* **Work instructions**
Copy out every record below with complete accuracy.

* **Provided data**
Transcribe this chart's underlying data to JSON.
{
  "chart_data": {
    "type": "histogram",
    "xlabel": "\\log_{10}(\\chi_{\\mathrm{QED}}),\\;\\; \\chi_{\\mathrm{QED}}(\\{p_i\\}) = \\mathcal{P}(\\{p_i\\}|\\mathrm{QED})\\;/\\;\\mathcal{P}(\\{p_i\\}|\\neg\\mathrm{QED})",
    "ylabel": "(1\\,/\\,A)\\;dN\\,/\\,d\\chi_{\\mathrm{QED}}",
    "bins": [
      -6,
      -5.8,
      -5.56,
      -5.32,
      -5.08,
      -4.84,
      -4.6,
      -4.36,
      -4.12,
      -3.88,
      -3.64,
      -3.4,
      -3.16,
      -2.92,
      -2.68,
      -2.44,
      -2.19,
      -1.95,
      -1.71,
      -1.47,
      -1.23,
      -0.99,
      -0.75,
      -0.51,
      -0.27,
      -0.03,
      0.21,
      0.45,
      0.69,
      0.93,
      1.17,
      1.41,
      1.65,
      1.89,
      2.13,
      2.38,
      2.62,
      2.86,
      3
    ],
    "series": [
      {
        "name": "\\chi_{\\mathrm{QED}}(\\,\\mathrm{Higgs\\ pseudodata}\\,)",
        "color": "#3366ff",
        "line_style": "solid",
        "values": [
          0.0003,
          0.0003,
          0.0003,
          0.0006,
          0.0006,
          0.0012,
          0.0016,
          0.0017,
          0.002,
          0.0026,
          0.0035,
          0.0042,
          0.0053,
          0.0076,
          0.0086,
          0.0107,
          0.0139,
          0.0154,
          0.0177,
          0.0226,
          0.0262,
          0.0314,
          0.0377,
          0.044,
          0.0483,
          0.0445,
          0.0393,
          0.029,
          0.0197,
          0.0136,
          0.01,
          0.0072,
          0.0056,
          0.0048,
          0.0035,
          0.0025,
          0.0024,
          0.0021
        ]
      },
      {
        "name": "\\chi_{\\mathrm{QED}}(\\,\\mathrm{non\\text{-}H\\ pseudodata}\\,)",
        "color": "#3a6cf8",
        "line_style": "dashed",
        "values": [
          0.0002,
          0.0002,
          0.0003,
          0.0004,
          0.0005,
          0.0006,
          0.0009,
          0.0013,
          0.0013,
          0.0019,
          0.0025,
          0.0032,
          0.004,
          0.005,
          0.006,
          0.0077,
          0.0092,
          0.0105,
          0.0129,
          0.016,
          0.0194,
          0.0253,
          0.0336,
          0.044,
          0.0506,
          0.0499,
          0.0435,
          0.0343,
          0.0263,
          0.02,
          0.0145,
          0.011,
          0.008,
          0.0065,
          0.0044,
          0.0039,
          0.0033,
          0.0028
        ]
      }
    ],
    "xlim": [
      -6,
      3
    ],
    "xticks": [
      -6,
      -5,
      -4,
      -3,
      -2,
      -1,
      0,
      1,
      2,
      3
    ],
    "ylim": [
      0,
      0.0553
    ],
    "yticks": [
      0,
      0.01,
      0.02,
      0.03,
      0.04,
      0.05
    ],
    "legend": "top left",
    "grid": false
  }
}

* **Problem solution**
Transcribe this chart's underlying data to JSON.
{
  "chart_data": {
    "type": "histogram",
    "xlabel": "\\log_{10}(\\chi_{\\mathrm{QED}}),\\;\\; \\chi_{\\mathrm{QED}}(\\{p_i\\}) = \\mathcal{P}(\\{p_i\\}|\\mathrm{QED})\\;/\\;\\mathcal{P}(\\{p_i\\}|\\neg\\mathrm{QED})",
    "ylabel": "(1\\,/\\,A)\\;dN\\,/\\,d\\chi_{\\mathrm{QED}}",
    "bins": [
      -6,
      -5.8,
      -5.56,
      -5.32,
      -5.08,
      -4.84,
      -4.6,
      -4.36,
      -4.12,
      -3.88,
      -3.64,
      -3.4,
      -3.16,
      -2.92,
      -2.68,
      -2.44,
      -2.19,
      -1.95,
      -1.71,
      -1.47,
      -1.23,
      -0.99,
      -0.75,
      -0.51,
      -0.27,
      -0.03,
      0.21,
      0.45,
      0.69,
      0.93,
      1.17,
      1.41,
      1.65,
      1.89,
      2.13,
      2.38,
      2.62,
      2.86,
      3
    ],
    "series": [
      {
        "name": "\\chi_{\\mathrm{QED}}(\\,\\mathrm{Higgs\\ pseudodata}\\,)",
        "color": "#3366ff",
        "line_style": "solid",
        "values": [
          0.0003,
          0.0003,
          0.0003,
          0.0006,
          0.0006,
          0.0012,
          0.0016,
          0.0017,
          0.002,
          0.0026,
          0.0035,
          0.0042,
          0.0053,
          0.0076,
          0.0086,
          0.0107,
          0.0139,
          0.0154,
          0.0177,
          0.0226,
          0.0262,
          0.0314,
          0.0377,
          0.044,
          0.0483,
          0.0445,
          0.0393,
          0.029,
          0.0197,
          0.0136,
          0.01,
          0.0072,
          0.0056,
          0.0048,
          0.0035,
          0.0025,
          0.0024,
          0.0021
        ]
      },
      {
        "name": "\\chi_{\\mathrm{QED}}(\\,\\mathrm{non\\text{-}H\\ pseudodata}\\,)",
        "color": "#3a6cf8",
        "line_style": "dashed",
        "values": [
          0.0002,
          0.0002,
          0.0003,
          0.0004,
          0.0005,
          0.0006,
          0.0009,
          0.0013,
          0.0013,
          0.0019,
          0.0025,
          0.0032,
          0.004,
          0.005,
          0.006,
          0.0077,
          0.0092,
          0.0105,
          0.0129,
          0.016,
          0.0194,
          0.0253,
          0.0336,
          0.044,
          0.0506,
          0.0499,
          0.0435,
          0.0343,
          0.0263,
          0.02,
          0.0145,
          0.011,
          0.008,
          0.0065,
          0.0044,
          0.0039,
          0.0033,
          0.0028
        ]
      }
    ],
    "xlim": [
      -6,
      3
    ],
    "xticks": [
      -6,
      -5,
      -4,
      -3,
      -2,
      -1,
      0,
      1,
      2,
      3
    ],
    "ylim": [
      0,
      0.0553
    ],
    "yticks": [
      0,
      0.01,
      0.02,
      0.03,
      0.04,
      0.05
    ],
    "legend": "top left",
    "grid": false
  }
}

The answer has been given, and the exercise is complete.